**STATED PROBLEM**
From the entries that follow, list every line in which the string "time" appears.

**PROVIDED ENTRIES**
+-------+

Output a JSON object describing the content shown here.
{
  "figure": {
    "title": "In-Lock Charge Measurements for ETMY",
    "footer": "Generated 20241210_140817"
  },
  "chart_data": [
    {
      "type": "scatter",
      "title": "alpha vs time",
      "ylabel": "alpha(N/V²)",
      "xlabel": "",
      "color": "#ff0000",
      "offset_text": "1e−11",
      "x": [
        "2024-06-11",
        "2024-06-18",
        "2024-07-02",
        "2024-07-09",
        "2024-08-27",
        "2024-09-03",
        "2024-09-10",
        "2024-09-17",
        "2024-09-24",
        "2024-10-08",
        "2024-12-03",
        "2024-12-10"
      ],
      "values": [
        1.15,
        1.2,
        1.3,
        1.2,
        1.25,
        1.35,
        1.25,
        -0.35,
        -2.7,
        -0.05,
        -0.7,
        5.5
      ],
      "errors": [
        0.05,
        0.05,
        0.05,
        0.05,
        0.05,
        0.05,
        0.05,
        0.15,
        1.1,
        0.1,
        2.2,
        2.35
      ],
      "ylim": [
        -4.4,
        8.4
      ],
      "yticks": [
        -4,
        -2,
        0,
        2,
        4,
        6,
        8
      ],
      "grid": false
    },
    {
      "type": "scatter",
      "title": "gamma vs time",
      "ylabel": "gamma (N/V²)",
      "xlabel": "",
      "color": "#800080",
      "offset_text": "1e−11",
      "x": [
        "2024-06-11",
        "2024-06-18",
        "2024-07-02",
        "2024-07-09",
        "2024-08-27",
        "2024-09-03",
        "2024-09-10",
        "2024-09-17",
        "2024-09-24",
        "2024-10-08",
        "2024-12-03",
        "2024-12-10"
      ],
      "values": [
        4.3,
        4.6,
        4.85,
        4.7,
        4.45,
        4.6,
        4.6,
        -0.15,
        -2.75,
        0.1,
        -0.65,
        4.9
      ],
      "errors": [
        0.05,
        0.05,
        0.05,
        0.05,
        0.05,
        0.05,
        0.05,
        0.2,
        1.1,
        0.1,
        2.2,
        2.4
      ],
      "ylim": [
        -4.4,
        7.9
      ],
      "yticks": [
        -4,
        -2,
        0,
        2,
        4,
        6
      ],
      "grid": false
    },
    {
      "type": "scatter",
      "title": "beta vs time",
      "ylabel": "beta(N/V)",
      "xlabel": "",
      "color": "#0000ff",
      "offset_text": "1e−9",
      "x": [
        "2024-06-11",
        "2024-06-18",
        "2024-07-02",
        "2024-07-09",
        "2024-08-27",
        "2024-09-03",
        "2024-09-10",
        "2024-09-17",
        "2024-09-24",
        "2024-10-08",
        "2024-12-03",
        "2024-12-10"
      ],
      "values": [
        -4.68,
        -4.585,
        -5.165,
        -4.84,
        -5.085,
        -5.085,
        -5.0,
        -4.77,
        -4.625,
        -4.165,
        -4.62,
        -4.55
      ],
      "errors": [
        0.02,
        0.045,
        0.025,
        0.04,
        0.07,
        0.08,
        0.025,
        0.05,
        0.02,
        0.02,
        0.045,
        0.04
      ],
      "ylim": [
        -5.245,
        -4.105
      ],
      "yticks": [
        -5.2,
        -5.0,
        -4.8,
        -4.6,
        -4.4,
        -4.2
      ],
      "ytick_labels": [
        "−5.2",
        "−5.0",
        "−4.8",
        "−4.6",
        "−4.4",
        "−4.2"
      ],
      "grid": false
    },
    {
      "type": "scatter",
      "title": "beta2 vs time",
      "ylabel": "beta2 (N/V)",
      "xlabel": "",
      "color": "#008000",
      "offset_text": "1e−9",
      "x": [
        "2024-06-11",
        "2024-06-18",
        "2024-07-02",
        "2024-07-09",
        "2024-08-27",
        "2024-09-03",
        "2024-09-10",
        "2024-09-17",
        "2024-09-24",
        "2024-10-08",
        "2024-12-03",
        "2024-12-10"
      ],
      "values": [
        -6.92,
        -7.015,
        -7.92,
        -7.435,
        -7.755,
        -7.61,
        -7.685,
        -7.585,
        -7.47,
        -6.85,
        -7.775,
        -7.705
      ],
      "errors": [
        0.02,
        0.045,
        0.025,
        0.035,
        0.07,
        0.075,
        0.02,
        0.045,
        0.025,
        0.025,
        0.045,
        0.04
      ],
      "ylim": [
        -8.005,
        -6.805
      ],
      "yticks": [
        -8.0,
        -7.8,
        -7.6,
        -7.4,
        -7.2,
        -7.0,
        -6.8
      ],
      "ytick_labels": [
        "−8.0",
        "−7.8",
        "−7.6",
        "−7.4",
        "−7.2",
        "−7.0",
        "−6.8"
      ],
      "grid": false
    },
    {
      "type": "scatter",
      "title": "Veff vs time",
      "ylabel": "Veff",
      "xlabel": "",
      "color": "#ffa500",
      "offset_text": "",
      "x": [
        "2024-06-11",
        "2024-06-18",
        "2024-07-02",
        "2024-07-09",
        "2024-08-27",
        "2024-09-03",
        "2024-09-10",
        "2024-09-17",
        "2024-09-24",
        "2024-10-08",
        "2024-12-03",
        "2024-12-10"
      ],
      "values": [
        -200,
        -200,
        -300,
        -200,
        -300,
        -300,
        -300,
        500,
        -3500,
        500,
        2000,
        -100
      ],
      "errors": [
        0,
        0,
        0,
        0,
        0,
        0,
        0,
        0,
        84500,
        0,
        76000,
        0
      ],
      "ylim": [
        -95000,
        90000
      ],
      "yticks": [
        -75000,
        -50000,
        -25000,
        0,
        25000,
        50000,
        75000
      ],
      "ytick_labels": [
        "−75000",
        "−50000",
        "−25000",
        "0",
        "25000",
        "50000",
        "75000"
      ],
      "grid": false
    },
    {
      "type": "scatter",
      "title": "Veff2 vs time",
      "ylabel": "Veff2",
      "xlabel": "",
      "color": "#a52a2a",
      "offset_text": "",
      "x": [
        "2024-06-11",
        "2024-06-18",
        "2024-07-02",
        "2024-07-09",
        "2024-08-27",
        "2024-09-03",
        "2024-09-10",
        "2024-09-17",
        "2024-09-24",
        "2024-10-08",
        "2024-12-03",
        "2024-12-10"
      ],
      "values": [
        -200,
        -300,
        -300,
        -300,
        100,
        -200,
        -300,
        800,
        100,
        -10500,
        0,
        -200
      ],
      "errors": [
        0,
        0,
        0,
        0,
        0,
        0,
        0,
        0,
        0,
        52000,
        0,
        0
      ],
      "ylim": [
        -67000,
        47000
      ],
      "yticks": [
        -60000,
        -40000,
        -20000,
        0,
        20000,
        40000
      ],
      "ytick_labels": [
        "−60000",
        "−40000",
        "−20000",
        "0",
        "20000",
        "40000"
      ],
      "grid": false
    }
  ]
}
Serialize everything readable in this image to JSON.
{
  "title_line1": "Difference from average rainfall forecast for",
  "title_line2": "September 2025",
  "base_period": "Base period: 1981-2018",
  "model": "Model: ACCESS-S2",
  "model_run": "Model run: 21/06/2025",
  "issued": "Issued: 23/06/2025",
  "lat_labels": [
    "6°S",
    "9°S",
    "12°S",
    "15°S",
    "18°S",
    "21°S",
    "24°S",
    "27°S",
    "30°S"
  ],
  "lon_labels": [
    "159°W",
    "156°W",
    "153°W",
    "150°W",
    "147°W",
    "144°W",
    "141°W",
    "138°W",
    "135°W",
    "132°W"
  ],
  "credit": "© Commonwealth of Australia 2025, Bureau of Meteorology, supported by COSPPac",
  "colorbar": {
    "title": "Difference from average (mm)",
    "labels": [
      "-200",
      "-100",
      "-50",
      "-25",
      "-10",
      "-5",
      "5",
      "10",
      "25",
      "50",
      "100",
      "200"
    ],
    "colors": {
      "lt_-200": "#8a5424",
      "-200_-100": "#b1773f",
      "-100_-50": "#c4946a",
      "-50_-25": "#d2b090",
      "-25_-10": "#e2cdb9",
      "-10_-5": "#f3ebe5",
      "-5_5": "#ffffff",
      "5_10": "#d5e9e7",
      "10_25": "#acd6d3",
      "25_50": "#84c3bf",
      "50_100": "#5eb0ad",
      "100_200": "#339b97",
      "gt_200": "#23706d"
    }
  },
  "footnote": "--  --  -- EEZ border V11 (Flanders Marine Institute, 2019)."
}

+-------+

**ANSWER TO THE EXERCISE**
      "title": "alpha vs time",
      "title": "gamma vs time",
      "title": "beta vs time",
      "title": "beta2 vs time",
      "title": "Veff vs time",
      "title": "Veff2 vs time",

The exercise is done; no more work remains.